Print all records exactly, leaving nothing out.

------------------------------------------------

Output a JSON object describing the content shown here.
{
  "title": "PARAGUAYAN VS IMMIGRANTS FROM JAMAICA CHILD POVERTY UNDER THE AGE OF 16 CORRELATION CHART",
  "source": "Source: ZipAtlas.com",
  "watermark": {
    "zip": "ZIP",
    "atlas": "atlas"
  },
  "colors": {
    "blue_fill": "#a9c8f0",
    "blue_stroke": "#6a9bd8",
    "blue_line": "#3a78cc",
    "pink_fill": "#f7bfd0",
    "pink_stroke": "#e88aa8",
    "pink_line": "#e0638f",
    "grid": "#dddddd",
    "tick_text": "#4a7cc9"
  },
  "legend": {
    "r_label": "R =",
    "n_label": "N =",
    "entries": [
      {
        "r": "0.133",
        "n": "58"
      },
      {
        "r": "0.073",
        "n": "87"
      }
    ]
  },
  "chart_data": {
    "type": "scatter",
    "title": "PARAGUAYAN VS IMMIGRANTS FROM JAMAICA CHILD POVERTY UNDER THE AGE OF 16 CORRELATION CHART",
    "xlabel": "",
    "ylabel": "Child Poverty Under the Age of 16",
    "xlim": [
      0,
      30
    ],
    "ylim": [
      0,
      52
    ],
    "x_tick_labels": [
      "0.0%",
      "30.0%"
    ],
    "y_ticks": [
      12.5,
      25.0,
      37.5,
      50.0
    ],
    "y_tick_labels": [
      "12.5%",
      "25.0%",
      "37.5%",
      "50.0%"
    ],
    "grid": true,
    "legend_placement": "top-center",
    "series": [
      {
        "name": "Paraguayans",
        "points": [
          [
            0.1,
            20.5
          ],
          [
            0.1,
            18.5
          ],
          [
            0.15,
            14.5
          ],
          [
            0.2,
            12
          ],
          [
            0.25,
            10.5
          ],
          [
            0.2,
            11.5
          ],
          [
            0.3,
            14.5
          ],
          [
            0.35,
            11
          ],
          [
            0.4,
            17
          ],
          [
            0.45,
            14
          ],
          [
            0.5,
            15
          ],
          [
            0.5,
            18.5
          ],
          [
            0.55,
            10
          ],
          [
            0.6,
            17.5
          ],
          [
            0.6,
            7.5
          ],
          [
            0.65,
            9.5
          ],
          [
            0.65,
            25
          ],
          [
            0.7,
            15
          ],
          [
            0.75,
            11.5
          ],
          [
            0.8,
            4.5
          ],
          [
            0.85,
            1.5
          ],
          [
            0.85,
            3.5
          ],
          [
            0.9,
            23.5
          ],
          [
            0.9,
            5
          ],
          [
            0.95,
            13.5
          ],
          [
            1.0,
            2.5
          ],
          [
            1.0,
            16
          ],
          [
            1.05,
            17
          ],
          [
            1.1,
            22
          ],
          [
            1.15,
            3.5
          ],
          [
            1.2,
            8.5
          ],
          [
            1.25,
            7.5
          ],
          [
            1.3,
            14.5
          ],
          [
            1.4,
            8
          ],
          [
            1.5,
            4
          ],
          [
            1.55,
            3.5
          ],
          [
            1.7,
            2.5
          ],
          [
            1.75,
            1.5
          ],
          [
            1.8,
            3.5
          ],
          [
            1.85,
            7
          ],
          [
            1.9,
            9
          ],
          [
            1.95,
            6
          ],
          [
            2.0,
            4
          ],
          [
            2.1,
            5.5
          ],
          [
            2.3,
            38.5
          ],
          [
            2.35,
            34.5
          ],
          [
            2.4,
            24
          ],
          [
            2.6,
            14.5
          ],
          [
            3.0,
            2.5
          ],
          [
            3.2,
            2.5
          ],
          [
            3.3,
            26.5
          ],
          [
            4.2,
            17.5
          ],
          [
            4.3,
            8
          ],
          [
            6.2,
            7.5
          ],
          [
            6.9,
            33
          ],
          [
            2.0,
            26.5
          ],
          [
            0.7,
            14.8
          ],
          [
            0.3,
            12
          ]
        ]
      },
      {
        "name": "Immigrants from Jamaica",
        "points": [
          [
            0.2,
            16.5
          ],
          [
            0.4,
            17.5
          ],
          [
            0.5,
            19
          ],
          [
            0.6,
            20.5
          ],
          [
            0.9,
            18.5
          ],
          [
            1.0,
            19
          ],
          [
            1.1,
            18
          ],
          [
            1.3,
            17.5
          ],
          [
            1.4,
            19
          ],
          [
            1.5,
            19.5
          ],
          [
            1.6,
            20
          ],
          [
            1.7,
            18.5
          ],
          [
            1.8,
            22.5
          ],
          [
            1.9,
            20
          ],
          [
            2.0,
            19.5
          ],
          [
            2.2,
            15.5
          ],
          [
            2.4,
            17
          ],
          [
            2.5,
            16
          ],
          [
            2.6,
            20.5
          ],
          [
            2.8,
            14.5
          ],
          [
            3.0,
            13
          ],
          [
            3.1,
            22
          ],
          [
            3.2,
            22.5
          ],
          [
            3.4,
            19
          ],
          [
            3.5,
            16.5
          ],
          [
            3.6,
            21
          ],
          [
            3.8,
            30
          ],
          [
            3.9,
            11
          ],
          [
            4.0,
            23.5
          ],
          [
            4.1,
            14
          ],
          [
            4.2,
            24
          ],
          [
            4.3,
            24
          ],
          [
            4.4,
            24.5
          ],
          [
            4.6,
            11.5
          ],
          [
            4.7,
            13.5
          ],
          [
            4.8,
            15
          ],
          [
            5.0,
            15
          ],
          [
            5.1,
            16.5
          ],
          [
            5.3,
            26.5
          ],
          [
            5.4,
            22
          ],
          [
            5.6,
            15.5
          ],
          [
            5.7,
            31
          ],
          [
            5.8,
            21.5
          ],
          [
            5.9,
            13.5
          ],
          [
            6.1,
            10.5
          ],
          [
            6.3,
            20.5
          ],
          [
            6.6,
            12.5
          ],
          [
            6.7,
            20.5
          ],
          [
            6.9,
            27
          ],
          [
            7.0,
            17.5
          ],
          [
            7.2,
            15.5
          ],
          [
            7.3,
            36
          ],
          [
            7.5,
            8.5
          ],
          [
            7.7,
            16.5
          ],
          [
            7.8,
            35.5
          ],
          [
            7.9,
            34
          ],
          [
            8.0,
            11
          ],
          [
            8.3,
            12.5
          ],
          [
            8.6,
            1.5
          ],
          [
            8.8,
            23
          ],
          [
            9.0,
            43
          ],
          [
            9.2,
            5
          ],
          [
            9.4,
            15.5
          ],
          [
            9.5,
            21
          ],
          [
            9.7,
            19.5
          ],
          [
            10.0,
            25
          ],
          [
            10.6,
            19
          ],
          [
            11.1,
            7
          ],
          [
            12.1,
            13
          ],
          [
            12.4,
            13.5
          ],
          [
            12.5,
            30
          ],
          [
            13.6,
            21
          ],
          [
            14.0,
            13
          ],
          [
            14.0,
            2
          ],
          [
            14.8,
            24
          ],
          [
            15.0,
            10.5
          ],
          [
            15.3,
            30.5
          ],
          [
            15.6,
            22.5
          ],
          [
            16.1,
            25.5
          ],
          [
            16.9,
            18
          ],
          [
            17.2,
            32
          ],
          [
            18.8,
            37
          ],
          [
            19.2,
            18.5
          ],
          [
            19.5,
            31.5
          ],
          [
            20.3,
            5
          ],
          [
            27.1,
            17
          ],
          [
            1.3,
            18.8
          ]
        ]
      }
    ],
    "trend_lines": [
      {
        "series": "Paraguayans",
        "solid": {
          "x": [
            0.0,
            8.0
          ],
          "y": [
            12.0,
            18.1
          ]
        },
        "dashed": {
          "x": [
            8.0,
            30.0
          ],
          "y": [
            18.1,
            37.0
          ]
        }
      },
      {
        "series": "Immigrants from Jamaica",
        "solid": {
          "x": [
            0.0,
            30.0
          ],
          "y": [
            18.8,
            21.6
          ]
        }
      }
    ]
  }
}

------------------------------------------------

* Task solution *
Output a JSON object describing the content shown here.
{
  "title": "PARAGUAYAN VS IMMIGRANTS FROM JAMAICA CHILD POVERTY UNDER THE AGE OF 16 CORRELATION CHART",
  "source": "Source: ZipAtlas.com",
  "watermark": {
    "zip": "ZIP",
    "atlas": "atlas"
  },
  "colors": {
    "blue_fill": "#a9c8f0",
    "blue_stroke": "#6a9bd8",
    "blue_line": "#3a78cc",
    "pink_fill": "#f7bfd0",
    "pink_stroke": "#e88aa8",
    "pink_line": "#e0638f",
    "grid": "#dddddd",
    "tick_text": "#4a7cc9"
  },
  "legend": {
    "r_label": "R =",
    "n_label": "N =",
    "entries": [
      {
        "r": "0.133",
        "n": "58"
      },
      {
        "r": "0.073",
        "n": "87"
      }
    ]
  },
  "chart_data": {
    "type": "scatter",
    "title": "PARAGUAYAN VS IMMIGRANTS FROM JAMAICA CHILD POVERTY UNDER THE AGE OF 16 CORRELATION CHART",
    "xlabel": "",
    "ylabel": "Child Poverty Under the Age of 16",
    "xlim": [
      0,
      30
    ],
    "ylim": [
      0,
      52
    ],
    "x_tick_labels": [
      "0.0%",
      "30.0%"
    ],
    "y_ticks": [
      12.5,
      25.0,
      37.5,
      50.0
    ],
    "y_tick_labels": [
      "12.5%",
      "25.0%",
      "37.5%",
      "50.0%"
    ],
    "grid": true,
    "legend_placement": "top-center",
    "series": [
      {
        "name": "Paraguayans",
        "points": [
          [
            0.1,
            20.5
          ],
          [
            0.1,
            18.5
          ],
          [
            0.15,
            14.5
          ],
          [
            0.2,
            12
          ],
          [
            0.25,
            10.5
          ],
          [
            0.2,
            11.5
          ],
          [
            0.3,
            14.5
          ],
          [
            0.35,
            11
          ],
          [
            0.4,
            17
          ],
          [
            0.45,
            14
          ],
          [
            0.5,
            15
          ],
          [
            0.5,
            18.5
          ],
          [
            0.55,
            10
          ],
          [
            0.6,
            17.5
          ],
          [
            0.6,
            7.5
          ],
          [
            0.65,
            9.5
          ],
          [
            0.65,
            25
          ],
          [
            0.7,
            15
          ],
          [
            0.75,
            11.5
          ],
          [
            0.8,
            4.5
          ],
          [
            0.85,
            1.5
          ],
          [
            0.85,
            3.5
          ],
          [
            0.9,
            23.5
          ],
          [
            0.9,
            5
          ],
          [
            0.95,
            13.5
          ],
          [
            1.0,
            2.5
          ],
          [
            1.0,
            16
          ],
          [
            1.05,
            17
          ],
          [
            1.1,
            22
          ],
          [
            1.15,
            3.5
          ],
          [
            1.2,
            8.5
          ],
          [
            1.25,
            7.5
          ],
          [
            1.3,
            14.5
          ],
          [
            1.4,
            8
          ],
          [
            1.5,
            4
          ],
          [
            1.55,
            3.5
          ],
          [
            1.7,
            2.5
          ],
          [
            1.75,
            1.5
          ],
          [
            1.8,
            3.5
          ],
          [
            1.85,
            7
          ],
          [
            1.9,
            9
          ],
          [
            1.95,
            6
          ],
          [
            2.0,
            4
          ],
          [
            2.1,
            5.5
          ],
          [
            2.3,
            38.5
          ],
          [
            2.35,
            34.5
          ],
          [
            2.4,
            24
          ],
          [
            2.6,
            14.5
          ],
          [
            3.0,
            2.5
          ],
          [
            3.2,
            2.5
          ],
          [
            3.3,
            26.5
          ],
          [
            4.2,
            17.5
          ],
          [
            4.3,
            8
          ],
          [
            6.2,
            7.5
          ],
          [
            6.9,
            33
          ],
          [
            2.0,
            26.5
          ],
          [
            0.7,
            14.8
          ],
          [
            0.3,
            12
          ]
        ]
      },
      {
        "name": "Immigrants from Jamaica",
        "points": [
          [
            0.2,
            16.5
          ],
          [
            0.4,
            17.5
          ],
          [
            0.5,
            19
          ],
          [
            0.6,
            20.5
          ],
          [
            0.9,
            18.5
          ],
          [
            1.0,
            19
          ],
          [
            1.1,
            18
          ],
          [
            1.3,
            17.5
          ],
          [
            1.4,
            19
          ],
          [
            1.5,
            19.5
          ],
          [
            1.6,
            20
          ],
          [
            1.7,
            18.5
          ],
          [
            1.8,
            22.5
          ],
          [
            1.9,
            20
          ],
          [
            2.0,
            19.5
          ],
          [
            2.2,
            15.5
          ],
          [
            2.4,
            17
          ],
          [
            2.5,
            16
          ],
          [
            2.6,
            20.5
          ],
          [
            2.8,
            14.5
          ],
          [
            3.0,
            13
          ],
          [
            3.1,
            22
          ],
          [
            3.2,
            22.5
          ],
          [
            3.4,
            19
          ],
          [
            3.5,
            16.5
          ],
          [
            3.6,
            21
          ],
          [
            3.8,
            30
          ],
          [
            3.9,
            11
          ],
          [
            4.0,
            23.5
          ],
          [
            4.1,
            14
          ],
          [
            4.2,
            24
          ],
          [
            4.3,
            24
          ],
          [
            4.4,
            24.5
          ],
          [
            4.6,
            11.5
          ],
          [
            4.7,
            13.5
          ],
          [
            4.8,
            15
          ],
          [
            5.0,
            15
          ],
          [
            5.1,
            16.5
          ],
          [
            5.3,
            26.5
          ],
          [
            5.4,
            22
          ],
          [
            5.6,
            15.5
          ],
          [
            5.7,
            31
          ],
          [
            5.8,
            21.5
          ],
          [
            5.9,
            13.5
          ],
          [
            6.1,
            10.5
          ],
          [
            6.3,
            20.5
          ],
          [
            6.6,
            12.5
          ],
          [
            6.7,
            20.5
          ],
          [
            6.9,
            27
          ],
          [
            7.0,
            17.5
          ],
          [
            7.2,
            15.5
          ],
          [
            7.3,
            36
          ],
          [
            7.5,
            8.5
          ],
          [
            7.7,
            16.5
          ],
          [
            7.8,
            35.5
          ],
          [
            7.9,
            34
          ],
          [
            8.0,
            11
          ],
          [
            8.3,
            12.5
          ],
          [
            8.6,
            1.5
          ],
          [
            8.8,
            23
          ],
          [
            9.0,
            43
          ],
          [
            9.2,
            5
          ],
          [
            9.4,
            15.5
          ],
          [
            9.5,
            21
          ],
          [
            9.7,
            19.5
          ],
          [
            10.0,
            25
          ],
          [
            10.6,
            19
          ],
          [
            11.1,
            7
          ],
          [
            12.1,
            13
          ],
          [
            12.4,
            13.5
          ],
          [
            12.5,
            30
          ],
          [
            13.6,
            21
          ],
          [
            14.0,
            13
          ],
          [
            14.0,
            2
          ],
          [
            14.8,
            24
          ],
          [
            15.0,
            10.5
          ],
          [
            15.3,
            30.5
          ],
          [
            15.6,
            22.5
          ],
          [
            16.1,
            25.5
          ],
          [
            16.9,
            18
          ],
          [
            17.2,
            32
          ],
          [
            18.8,
            37
          ],
          [
            19.2,
            18.5
          ],
          [
            19.5,
            31.5
          ],
          [
            20.3,
            5
          ],
          [
            27.1,
            17
          ],
          [
            1.3,
            18.8
          ]
        ]
      }
    ],
    "trend_lines": [
      {
        "series": "Paraguayans",
        "solid": {
          "x": [
            0.0,
            8.0
          ],
          "y": [
            12.0,
            18.1
          ]
        },
        "dashed": {
          "x": [
            8.0,
            30.0
          ],
          "y": [
            18.1,
            37.0
          ]
        }
      },
      {
        "series": "Immigrants from Jamaica",
        "solid": {
          "x": [
            0.0,
            30.0
          ],
          "y": [
            18.8,
            21.6
          ]
        }
      }
    ]
  }
}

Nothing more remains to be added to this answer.